→ **Selection**:
++++

Skip to main content
HuggingFace provides free serverless inference for various open-source models with a monthly credit allocation.

Overview

HuggingFace Inference Providers offer free API access to thousands of open-source models through serverless inference endpoints.

Rate Limits

Monthly Credits: $0.10/month in free credits for serverless inference
View detailed pricing

Model Support

Size Limitation: HuggingFace Serverless Inference is limited to models smaller than 10GB. However, some popular models are supported even if they exceed 10GB.

Available Models

  • Various open-source models across supported providers
  • Text generation models (Llama, Mistral, Gemma, etc.)
  • Text embedding models
  • Image generation models
  • Audio models
  • Computer vision models

Browse Models

Explore thousands of available models on HuggingFace

API Usage

from huggingface_hub import InferenceClient

client = InferenceClient(token="YOUR_HF_TOKEN")

response = client.chat_completion(
    model="meta-llama/Llama-3.3-70B-Instruct",
    messages=[
        {"role": "user", "content": "Hello, how are you?"}
    ],
    max_tokens=500
)

print(response.choices[0].message.content)

++++

→ **Material for this task**:
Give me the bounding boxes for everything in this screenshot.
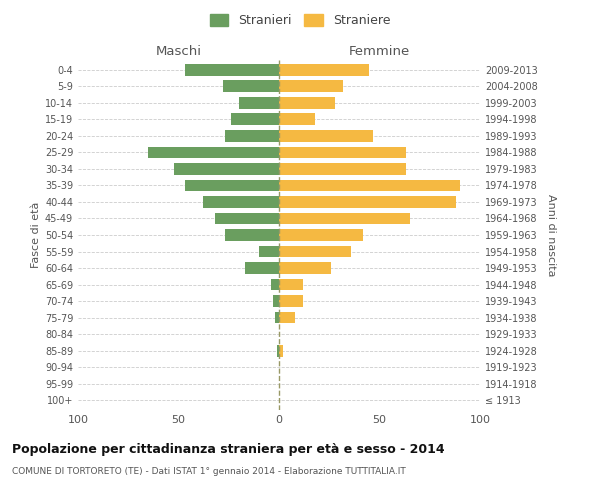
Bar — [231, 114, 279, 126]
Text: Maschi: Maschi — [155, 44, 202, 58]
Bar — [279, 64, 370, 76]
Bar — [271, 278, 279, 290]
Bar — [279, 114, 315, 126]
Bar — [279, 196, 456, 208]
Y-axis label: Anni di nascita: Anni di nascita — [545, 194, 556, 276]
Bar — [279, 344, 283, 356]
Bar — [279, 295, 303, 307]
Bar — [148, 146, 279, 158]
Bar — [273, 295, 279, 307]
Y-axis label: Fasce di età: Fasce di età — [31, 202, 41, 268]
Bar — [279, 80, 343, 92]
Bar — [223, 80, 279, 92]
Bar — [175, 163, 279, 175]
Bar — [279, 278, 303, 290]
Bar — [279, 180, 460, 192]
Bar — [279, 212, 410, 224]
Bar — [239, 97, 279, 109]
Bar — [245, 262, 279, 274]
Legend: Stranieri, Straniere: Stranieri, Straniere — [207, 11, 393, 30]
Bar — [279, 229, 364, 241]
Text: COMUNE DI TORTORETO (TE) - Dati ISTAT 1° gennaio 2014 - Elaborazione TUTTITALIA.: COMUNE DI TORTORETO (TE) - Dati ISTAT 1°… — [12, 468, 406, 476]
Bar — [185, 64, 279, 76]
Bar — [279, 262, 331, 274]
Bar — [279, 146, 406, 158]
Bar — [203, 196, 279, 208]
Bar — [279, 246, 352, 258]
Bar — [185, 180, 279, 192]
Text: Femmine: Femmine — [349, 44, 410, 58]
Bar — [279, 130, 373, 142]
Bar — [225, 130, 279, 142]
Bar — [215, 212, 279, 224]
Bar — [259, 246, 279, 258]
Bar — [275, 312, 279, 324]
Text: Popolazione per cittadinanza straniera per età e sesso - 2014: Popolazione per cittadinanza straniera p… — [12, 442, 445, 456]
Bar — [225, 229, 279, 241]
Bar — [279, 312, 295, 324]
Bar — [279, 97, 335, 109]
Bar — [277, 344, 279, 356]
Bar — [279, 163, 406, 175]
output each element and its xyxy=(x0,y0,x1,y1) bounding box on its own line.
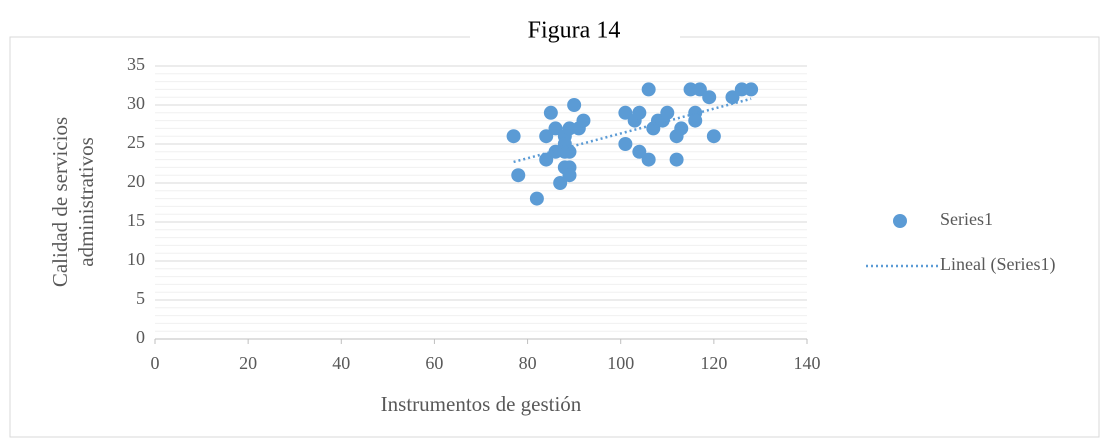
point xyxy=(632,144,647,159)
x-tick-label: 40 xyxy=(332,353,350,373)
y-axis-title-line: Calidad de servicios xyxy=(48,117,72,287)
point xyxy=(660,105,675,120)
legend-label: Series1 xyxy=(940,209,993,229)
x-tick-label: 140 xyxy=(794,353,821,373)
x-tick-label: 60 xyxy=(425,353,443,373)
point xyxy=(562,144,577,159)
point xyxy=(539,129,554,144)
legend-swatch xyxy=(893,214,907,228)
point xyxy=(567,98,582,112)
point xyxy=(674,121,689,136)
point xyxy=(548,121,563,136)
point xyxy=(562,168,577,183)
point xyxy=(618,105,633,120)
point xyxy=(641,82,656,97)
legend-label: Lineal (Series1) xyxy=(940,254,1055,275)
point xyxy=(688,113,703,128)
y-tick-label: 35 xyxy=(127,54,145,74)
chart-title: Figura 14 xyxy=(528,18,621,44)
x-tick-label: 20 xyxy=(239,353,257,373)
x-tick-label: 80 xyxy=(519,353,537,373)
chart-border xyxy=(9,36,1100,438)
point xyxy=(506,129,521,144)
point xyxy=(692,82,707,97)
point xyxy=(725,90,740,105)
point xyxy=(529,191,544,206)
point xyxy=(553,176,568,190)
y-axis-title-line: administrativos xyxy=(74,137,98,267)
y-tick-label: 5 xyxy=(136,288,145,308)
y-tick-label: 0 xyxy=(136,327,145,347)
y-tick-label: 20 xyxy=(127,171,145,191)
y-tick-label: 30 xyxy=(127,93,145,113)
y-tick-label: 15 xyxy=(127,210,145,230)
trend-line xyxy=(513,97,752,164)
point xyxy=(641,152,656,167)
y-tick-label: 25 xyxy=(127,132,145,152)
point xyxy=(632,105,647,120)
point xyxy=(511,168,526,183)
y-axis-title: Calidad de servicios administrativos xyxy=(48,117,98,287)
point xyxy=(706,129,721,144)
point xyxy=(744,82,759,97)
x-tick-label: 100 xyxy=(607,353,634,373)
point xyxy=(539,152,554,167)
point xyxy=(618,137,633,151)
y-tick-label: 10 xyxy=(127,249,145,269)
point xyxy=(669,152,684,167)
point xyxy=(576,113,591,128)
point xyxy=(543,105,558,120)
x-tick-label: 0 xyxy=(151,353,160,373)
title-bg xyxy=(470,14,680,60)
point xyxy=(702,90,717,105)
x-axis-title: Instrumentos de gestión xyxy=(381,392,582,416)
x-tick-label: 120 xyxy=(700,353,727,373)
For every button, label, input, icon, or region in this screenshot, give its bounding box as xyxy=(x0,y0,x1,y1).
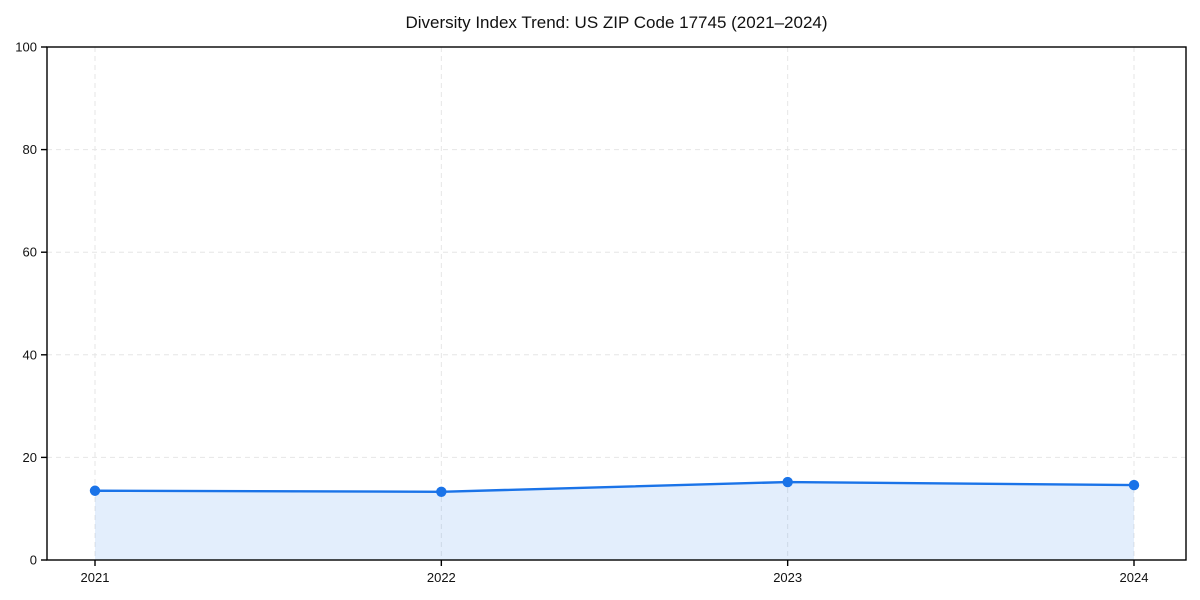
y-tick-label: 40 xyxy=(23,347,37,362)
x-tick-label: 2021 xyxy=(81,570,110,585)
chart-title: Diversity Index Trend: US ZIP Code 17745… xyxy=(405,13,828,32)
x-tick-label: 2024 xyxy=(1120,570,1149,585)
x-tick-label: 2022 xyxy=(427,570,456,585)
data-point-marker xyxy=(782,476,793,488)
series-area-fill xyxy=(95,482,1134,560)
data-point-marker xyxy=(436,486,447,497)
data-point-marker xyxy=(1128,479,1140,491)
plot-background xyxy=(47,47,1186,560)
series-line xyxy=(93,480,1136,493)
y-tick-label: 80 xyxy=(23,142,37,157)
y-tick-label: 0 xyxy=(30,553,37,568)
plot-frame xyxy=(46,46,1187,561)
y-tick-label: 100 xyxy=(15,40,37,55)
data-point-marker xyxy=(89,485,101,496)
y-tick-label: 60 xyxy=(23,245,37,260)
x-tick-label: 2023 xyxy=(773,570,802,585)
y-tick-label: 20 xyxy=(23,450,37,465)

++++

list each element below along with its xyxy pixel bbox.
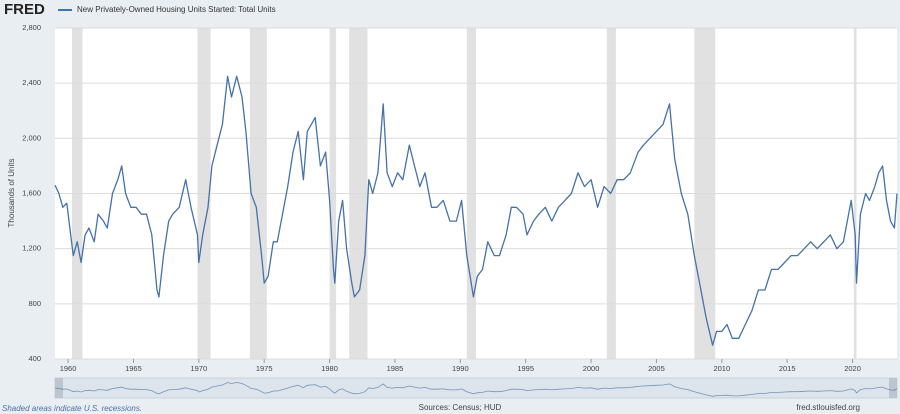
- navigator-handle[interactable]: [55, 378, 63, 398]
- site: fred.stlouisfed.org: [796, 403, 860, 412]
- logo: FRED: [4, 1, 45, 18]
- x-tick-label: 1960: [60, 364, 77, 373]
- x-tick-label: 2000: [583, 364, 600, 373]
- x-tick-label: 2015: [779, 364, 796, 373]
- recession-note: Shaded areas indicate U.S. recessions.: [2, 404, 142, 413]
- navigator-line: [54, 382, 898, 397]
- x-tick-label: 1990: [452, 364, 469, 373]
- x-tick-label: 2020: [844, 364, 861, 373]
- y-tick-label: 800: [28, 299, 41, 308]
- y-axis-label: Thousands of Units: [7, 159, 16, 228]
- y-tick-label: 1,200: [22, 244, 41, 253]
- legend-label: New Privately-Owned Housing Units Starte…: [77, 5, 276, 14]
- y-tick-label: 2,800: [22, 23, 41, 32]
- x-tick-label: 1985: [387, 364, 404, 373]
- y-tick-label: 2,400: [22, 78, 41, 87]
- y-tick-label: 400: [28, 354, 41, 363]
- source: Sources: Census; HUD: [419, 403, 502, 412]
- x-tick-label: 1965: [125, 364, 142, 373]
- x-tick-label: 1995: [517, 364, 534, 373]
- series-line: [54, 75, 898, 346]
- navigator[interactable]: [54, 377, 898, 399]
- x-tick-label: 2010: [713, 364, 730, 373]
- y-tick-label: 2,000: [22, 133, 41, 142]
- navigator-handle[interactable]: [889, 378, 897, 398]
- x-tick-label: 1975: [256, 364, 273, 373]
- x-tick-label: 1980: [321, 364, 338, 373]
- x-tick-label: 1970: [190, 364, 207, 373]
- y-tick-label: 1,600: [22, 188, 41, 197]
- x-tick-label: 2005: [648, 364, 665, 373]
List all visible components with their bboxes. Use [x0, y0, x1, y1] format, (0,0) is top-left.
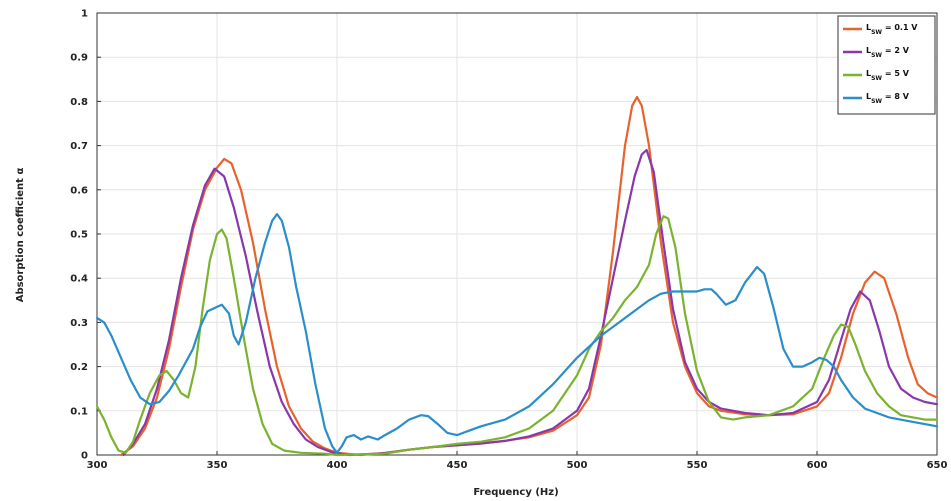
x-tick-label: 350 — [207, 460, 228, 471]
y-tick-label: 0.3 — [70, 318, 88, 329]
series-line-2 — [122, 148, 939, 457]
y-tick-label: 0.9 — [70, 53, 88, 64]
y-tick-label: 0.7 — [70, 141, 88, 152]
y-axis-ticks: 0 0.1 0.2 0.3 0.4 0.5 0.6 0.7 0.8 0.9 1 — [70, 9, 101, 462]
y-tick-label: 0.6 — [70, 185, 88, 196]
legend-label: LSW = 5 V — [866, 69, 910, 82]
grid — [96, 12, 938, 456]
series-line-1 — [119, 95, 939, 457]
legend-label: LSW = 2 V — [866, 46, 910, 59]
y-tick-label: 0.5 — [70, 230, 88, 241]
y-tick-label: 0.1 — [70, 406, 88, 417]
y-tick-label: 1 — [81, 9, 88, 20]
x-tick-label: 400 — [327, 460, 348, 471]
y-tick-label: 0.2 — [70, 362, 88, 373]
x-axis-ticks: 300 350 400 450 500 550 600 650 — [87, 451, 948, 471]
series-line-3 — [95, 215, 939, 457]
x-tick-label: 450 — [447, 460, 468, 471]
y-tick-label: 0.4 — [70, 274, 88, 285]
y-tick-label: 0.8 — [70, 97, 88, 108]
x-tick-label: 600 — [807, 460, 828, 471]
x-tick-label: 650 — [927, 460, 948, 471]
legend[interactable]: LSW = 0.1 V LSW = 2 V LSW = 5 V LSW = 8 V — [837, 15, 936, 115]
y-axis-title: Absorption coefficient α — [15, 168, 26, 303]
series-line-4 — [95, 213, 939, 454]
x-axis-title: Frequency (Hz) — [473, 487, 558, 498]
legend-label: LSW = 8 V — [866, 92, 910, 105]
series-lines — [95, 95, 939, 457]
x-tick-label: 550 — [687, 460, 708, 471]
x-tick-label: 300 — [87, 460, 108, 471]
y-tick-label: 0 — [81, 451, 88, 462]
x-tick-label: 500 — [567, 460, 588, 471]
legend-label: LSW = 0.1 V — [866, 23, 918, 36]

++++

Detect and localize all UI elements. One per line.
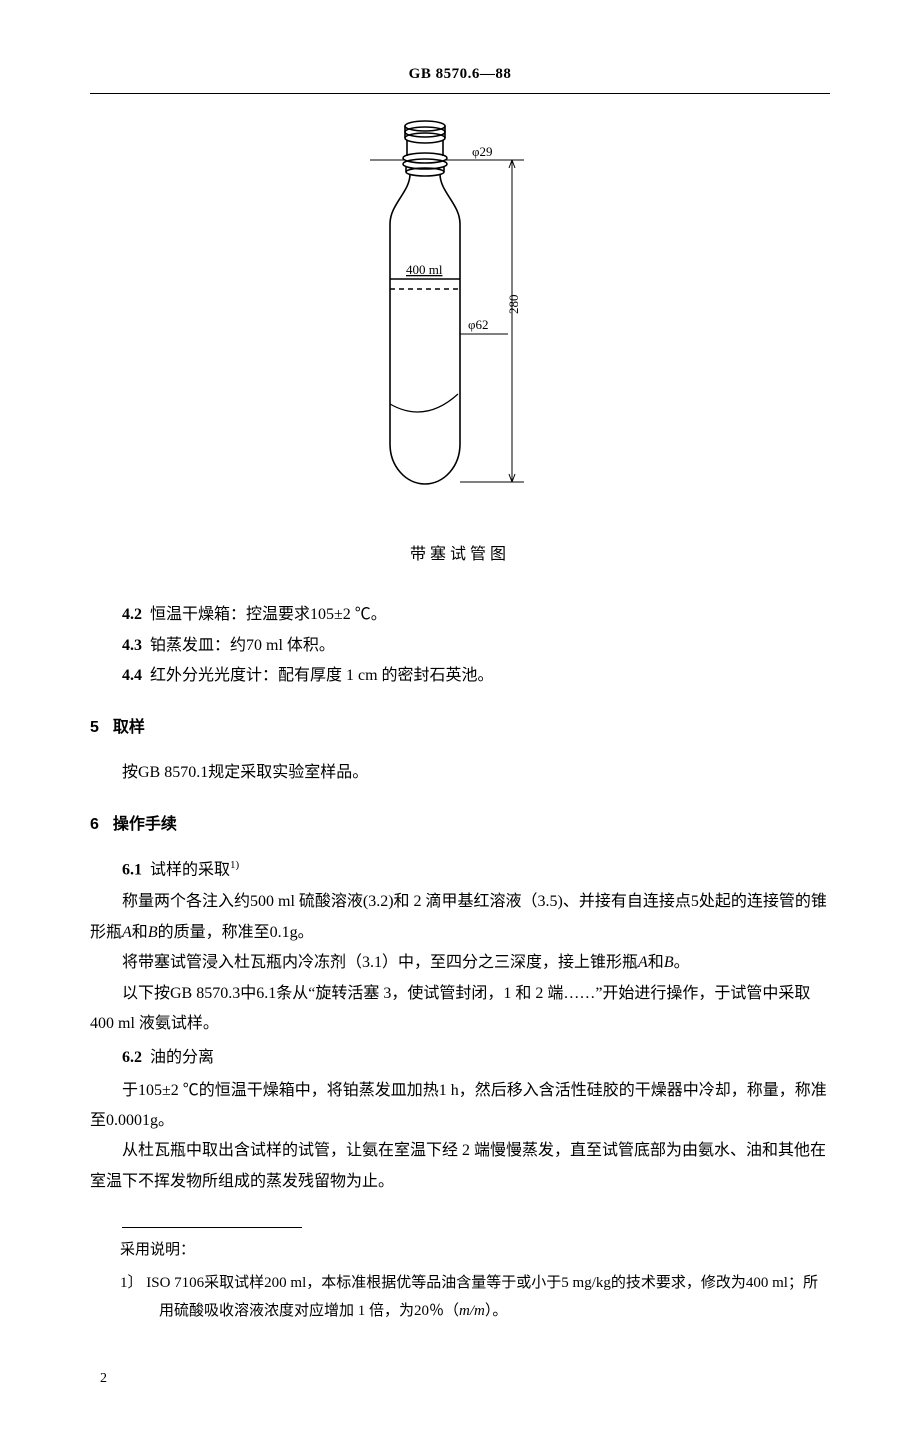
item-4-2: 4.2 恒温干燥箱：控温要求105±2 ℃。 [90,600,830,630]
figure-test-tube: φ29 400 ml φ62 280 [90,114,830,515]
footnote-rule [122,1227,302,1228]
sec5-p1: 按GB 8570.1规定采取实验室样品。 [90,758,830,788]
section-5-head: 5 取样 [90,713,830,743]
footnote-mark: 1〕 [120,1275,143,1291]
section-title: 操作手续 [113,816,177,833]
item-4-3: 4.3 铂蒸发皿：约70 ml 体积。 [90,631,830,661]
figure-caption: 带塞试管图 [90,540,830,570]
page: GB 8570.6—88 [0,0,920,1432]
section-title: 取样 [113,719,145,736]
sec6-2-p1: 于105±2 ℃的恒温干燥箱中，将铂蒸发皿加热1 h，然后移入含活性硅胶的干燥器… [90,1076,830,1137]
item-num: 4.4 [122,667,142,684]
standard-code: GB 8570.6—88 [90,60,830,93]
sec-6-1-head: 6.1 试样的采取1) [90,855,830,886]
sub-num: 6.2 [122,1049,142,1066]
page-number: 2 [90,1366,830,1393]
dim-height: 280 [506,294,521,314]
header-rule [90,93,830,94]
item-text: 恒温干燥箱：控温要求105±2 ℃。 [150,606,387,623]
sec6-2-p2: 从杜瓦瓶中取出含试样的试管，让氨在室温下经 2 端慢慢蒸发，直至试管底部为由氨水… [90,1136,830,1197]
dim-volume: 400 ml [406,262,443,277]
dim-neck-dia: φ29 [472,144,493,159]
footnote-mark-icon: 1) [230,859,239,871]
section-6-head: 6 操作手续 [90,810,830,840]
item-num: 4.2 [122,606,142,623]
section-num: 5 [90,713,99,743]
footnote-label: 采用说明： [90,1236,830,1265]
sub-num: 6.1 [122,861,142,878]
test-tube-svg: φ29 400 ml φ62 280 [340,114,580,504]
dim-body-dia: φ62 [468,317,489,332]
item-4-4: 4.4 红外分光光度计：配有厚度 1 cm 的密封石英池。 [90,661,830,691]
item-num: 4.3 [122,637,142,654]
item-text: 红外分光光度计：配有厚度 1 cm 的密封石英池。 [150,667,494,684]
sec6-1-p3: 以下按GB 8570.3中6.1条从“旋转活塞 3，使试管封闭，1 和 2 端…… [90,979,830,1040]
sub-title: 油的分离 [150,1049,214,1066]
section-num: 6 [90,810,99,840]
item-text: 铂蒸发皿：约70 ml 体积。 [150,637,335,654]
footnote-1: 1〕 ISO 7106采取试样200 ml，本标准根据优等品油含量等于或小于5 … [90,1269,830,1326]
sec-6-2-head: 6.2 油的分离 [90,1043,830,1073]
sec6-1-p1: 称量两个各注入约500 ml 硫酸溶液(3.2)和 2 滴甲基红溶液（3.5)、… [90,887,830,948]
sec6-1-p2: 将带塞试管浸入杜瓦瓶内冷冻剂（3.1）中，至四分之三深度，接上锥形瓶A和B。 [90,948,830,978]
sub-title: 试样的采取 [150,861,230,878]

++++

→ **Objective 1**: According to the HuggingFace inference page, how much in free monthly credits is given for serverless inference?
→ **Objective 2**: Copy the entries from the line with "Detect and localize" up to and including the line with "sub-title: 试样的采取 [150,861,230,878]", and leave out the pictures.

→ **Output 1**: $0.10 per month.

→ **Output 2**:
Detect and localize all UI elements. One per line.
item-4-2: 4.2 恒温干燥箱：控温要求105±2 ℃。 [90,600,830,630]
figure-test-tube: φ29 400 ml φ62 280 [90,114,830,515]
footnote-rule [122,1227,302,1228]
sec5-p1: 按GB 8570.1规定采取实验室样品。 [90,758,830,788]
section-5-head: 5 取样 [90,713,830,743]
footnote-mark: 1〕 [120,1275,143,1291]
section-title: 操作手续 [113,816,177,833]
item-4-3: 4.3 铂蒸发皿：约70 ml 体积。 [90,631,830,661]
figure-caption: 带塞试管图 [90,540,830,570]
page: GB 8570.6—88 [0,0,920,1432]
section-title: 取样 [113,719,145,736]
sec6-2-p1: 于105±2 ℃的恒温干燥箱中，将铂蒸发皿加热1 h，然后移入含活性硅胶的干燥器… [90,1076,830,1137]
item-num: 4.4 [122,667,142,684]
standard-code: GB 8570.6—88 [90,60,830,93]
sec-6-1-head: 6.1 试样的采取1) [90,855,830,886]
sub-num: 6.2 [122,1049,142,1066]
page-number: 2 [90,1366,830,1393]
dim-height: 280 [506,294,521,314]
header-rule [90,93,830,94]
item-text: 恒温干燥箱：控温要求105±2 ℃。 [150,606,387,623]
sec6-2-p2: 从杜瓦瓶中取出含试样的试管，让氨在室温下经 2 端慢慢蒸发，直至试管底部为由氨水… [90,1136,830,1197]
dim-volume: 400 ml [406,262,443,277]
dim-neck-dia: φ29 [472,144,493,159]
footnote-mark-icon: 1) [230,859,239,871]
section-6-head: 6 操作手续 [90,810,830,840]
item-num: 4.2 [122,606,142,623]
section-num: 5 [90,713,99,743]
footnote-label: 采用说明： [90,1236,830,1265]
sub-num: 6.1 [122,861,142,878]
test-tube-svg: φ29 400 ml φ62 280 [340,114,580,504]
dim-body-dia: φ62 [468,317,489,332]
item-4-4: 4.4 红外分光光度计：配有厚度 1 cm 的密封石英池。 [90,661,830,691]
item-num: 4.3 [122,637,142,654]
item-text: 红外分光光度计：配有厚度 1 cm 的密封石英池。 [150,667,494,684]
sec6-1-p3: 以下按GB 8570.3中6.1条从“旋转活塞 3，使试管封闭，1 和 2 端…… [90,979,830,1040]
sub-title: 油的分离 [150,1049,214,1066]
section-num: 6 [90,810,99,840]
item-text: 铂蒸发皿：约70 ml 体积。 [150,637,335,654]
footnote-1: 1〕 ISO 7106采取试样200 ml，本标准根据优等品油含量等于或小于5 … [90,1269,830,1326]
sec-6-2-head: 6.2 油的分离 [90,1043,830,1073]
sec6-1-p1: 称量两个各注入约500 ml 硫酸溶液(3.2)和 2 滴甲基红溶液（3.5)、… [90,887,830,948]
sec6-1-p2: 将带塞试管浸入杜瓦瓶内冷冻剂（3.1）中，至四分之三深度，接上锥形瓶A和B。 [90,948,830,978]
sub-title: 试样的采取 [150,861,230,878]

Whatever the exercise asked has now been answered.